What is required:
Restate the listing that follows word for word, without its pictures.

Items:
## START

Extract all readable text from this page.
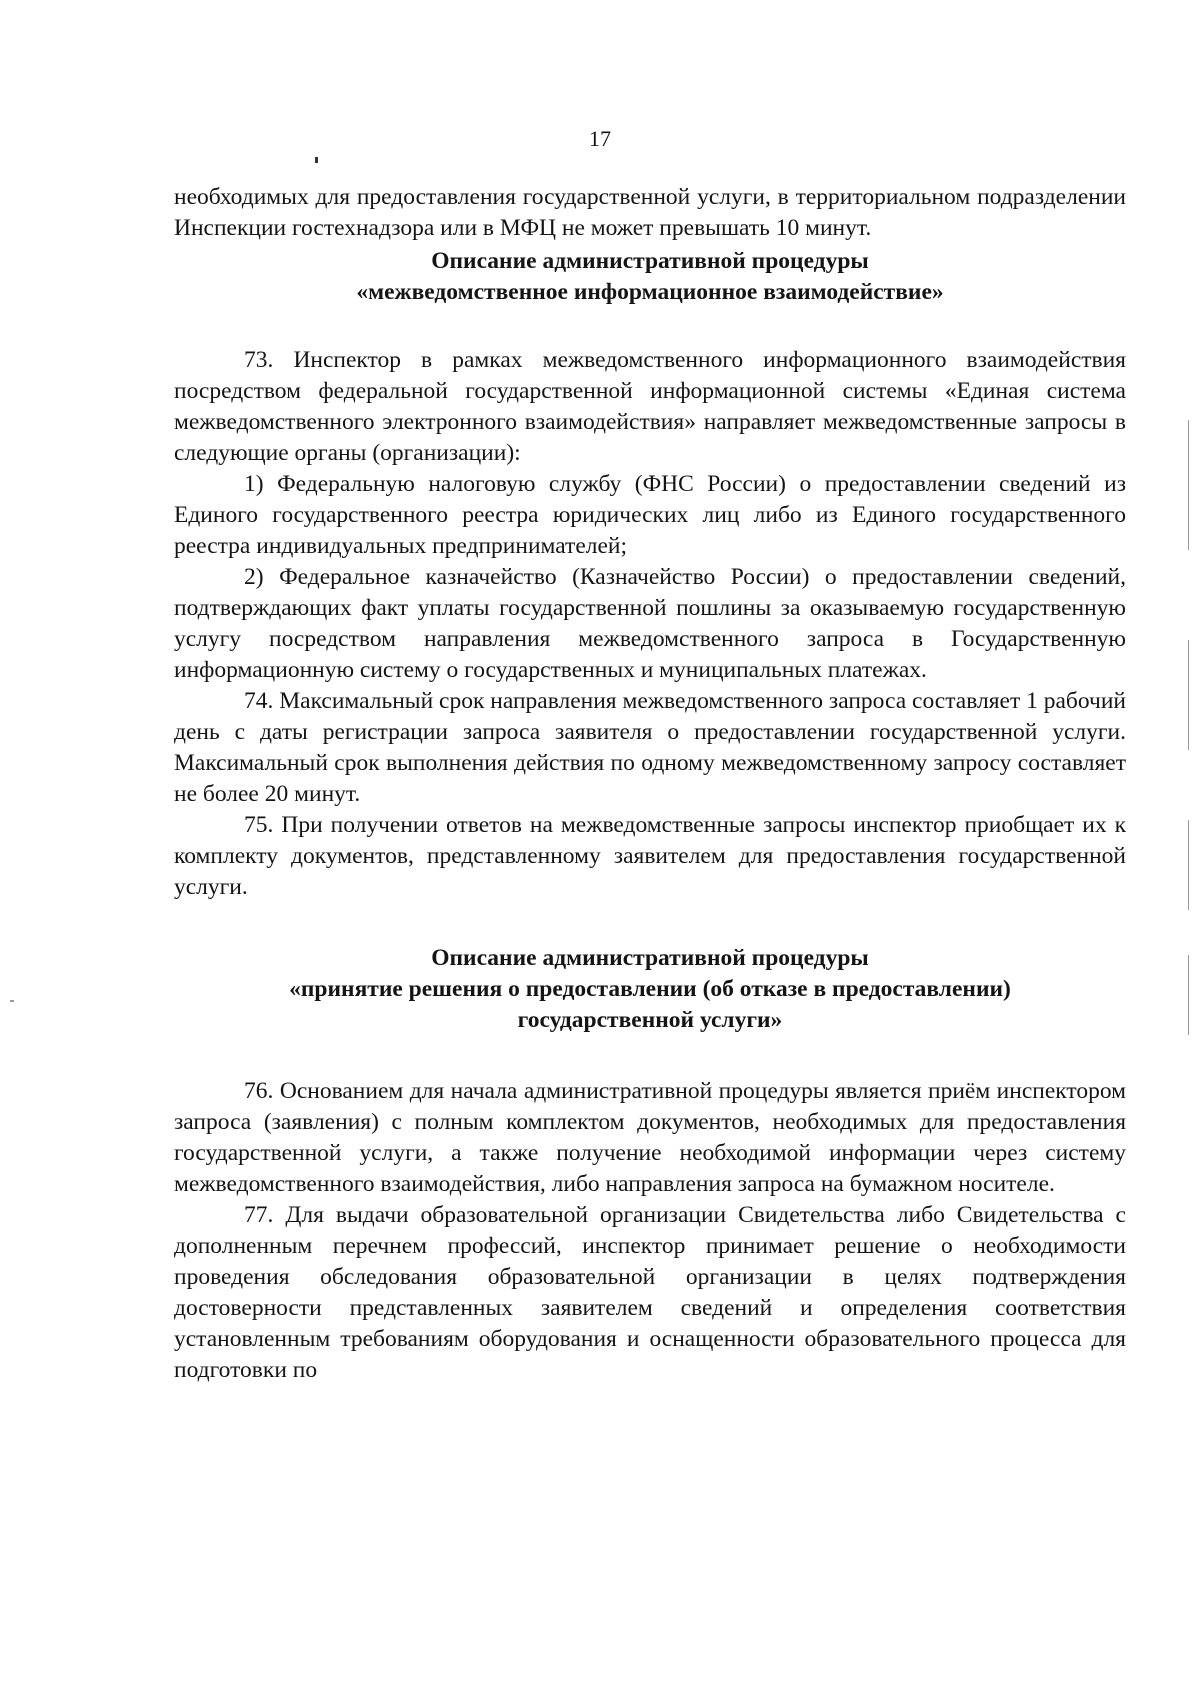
17

необходимых для предоставления государственной услуги, в территориальном подразделении Инспекции гостехнадзора или в МФЦ не может превышать 10 минут.

Описание административной процедуры

«межведомственное информационное взаимодействие»

73. Инспектор в рамках межведомственного информационного взаимодействия посредством федеральной государственной информационной системы «Единая система межведомственного электронного взаимодействия» направляет межведомственные запросы в следующие органы (организации):

1) Федеральную налоговую службу (ФНС России) о предоставлении сведений из Единого государственного реестра юридических лиц либо из Единого государственного реестра индивидуальных предпринимателей;

2) Федеральное казначейство (Казначейство России) о предоставлении сведений, подтверждающих факт уплаты государственной пошлины за оказываемую государственную услугу посредством направления межведомственного запроса в Государственную информационную систему о государственных и муниципальных платежах.

74. Максимальный срок направления межведомственного запроса составляет 1 рабочий день с даты регистрации запроса заявителя о предоставлении государственной услуги. Максимальный срок выполнения действия по одному межведомственному запросу составляет не более 20 минут.

75. При получении ответов на межведомственные запросы инспектор приобщает их к комплекту документов, представленному заявителем для предоставления государственной услуги.

Описание административной процедуры

«принятие решения о предоставлении (об отказе в предоставлении)

государственной услуги»

76. Основанием для начала административной процедуры является приём инспектором запроса (заявления) с полным комплектом документов, необходимых для предоставления государственной услуги, а также получение необходимой информации через систему межведомственного взаимодействия, либо направления запроса на бумажном носителе.

77. Для выдачи образовательной организации Свидетельства либо Свидетельства с дополненным перечнем профессий, инспектор принимает решение о необходимости проведения обследования образовательной организации в целях подтверждения достоверности представленных заявителем сведений и определения соответствия установленным требованиям оборудования и оснащенности образовательного процесса для подготовки по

## END

Solution to the exercise:
Extract all readable text from this page.
17

необходимых для предоставления государственной услуги, в территориальном подразделении Инспекции гостехнадзора или в МФЦ не может превышать 10 минут.

Описание административной процедуры

«межведомственное информационное взаимодействие»

73. Инспектор в рамках межведомственного информационного взаимодействия посредством федеральной государственной информационной системы «Единая система межведомственного электронного взаимодействия» направляет межведомственные запросы в следующие органы (организации):

1) Федеральную налоговую службу (ФНС России) о предоставлении сведений из Единого государственного реестра юридических лиц либо из Единого государственного реестра индивидуальных предпринимателей;

2) Федеральное казначейство (Казначейство России) о предоставлении сведений, подтверждающих факт уплаты государственной пошлины за оказываемую государственную услугу посредством направления межведомственного запроса в Государственную информационную систему о государственных и муниципальных платежах.

74. Максимальный срок направления межведомственного запроса составляет 1 рабочий день с даты регистрации запроса заявителя о предоставлении государственной услуги. Максимальный срок выполнения действия по одному межведомственному запросу составляет не более 20 минут.

75. При получении ответов на межведомственные запросы инспектор приобщает их к комплекту документов, представленному заявителем для предоставления государственной услуги.

Описание административной процедуры

«принятие решения о предоставлении (об отказе в предоставлении)

государственной услуги»

76. Основанием для начала административной процедуры является приём инспектором запроса (заявления) с полным комплектом документов, необходимых для предоставления государственной услуги, а также получение необходимой информации через систему межведомственного взаимодействия, либо направления запроса на бумажном носителе.

77. Для выдачи образовательной организации Свидетельства либо Свидетельства с дополненным перечнем профессий, инспектор принимает решение о необходимости проведения обследования образовательной организации в целях подтверждения достоверности представленных заявителем сведений и определения соответствия установленным требованиям оборудования и оснащенности образовательного процесса для подготовки по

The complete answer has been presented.